» **Dataset listings of figures**:
▼▼▼
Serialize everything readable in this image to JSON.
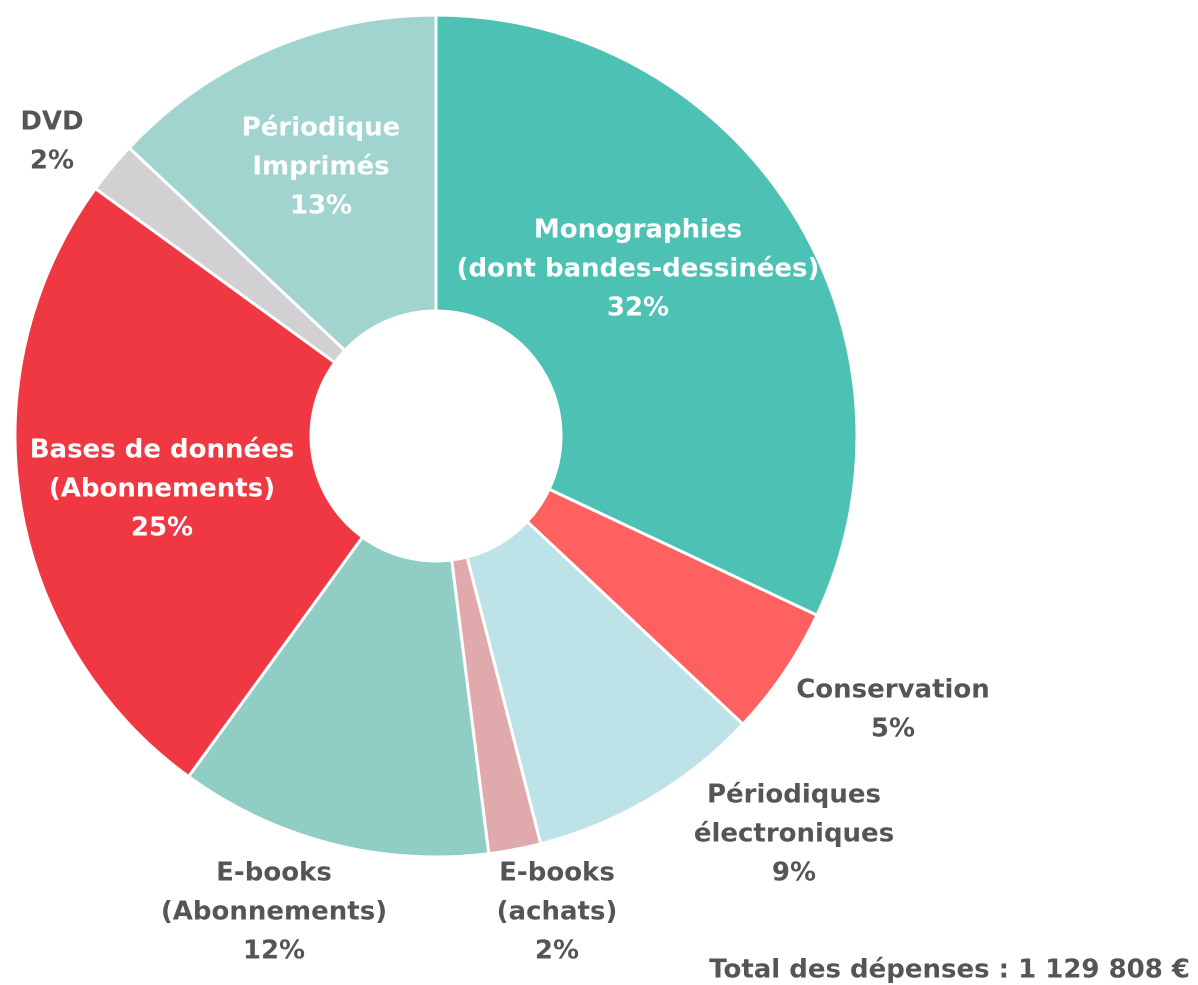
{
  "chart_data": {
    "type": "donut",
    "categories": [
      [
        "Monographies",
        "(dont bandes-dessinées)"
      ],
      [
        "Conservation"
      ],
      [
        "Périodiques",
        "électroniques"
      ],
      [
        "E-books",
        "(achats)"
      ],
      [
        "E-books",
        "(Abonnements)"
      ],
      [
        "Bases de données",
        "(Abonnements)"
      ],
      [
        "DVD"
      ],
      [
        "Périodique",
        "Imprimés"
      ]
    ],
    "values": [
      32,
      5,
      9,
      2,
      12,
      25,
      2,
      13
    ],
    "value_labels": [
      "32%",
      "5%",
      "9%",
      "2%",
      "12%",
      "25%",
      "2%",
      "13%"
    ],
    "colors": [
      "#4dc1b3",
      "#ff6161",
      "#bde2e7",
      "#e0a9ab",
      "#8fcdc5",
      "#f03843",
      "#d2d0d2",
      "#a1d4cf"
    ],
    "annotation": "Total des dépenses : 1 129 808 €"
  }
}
▲▲▲
» **What the exercise asks**: Set down the lines of the records above exactly, apart from the pictures.

» **Exercise solution**:
Serialize everything readable in this image to JSON.
{
  "chart_data": {
    "type": "donut",
    "categories": [
      [
        "Monographies",
        "(dont bandes-dessinées)"
      ],
      [
        "Conservation"
      ],
      [
        "Périodiques",
        "électroniques"
      ],
      [
        "E-books",
        "(achats)"
      ],
      [
        "E-books",
        "(Abonnements)"
      ],
      [
        "Bases de données",
        "(Abonnements)"
      ],
      [
        "DVD"
      ],
      [
        "Périodique",
        "Imprimés"
      ]
    ],
    "values": [
      32,
      5,
      9,
      2,
      12,
      25,
      2,
      13
    ],
    "value_labels": [
      "32%",
      "5%",
      "9%",
      "2%",
      "12%",
      "25%",
      "2%",
      "13%"
    ],
    "colors": [
      "#4dc1b3",
      "#ff6161",
      "#bde2e7",
      "#e0a9ab",
      "#8fcdc5",
      "#f03843",
      "#d2d0d2",
      "#a1d4cf"
    ],
    "annotation": "Total des dépenses : 1 129 808 €"
  }
}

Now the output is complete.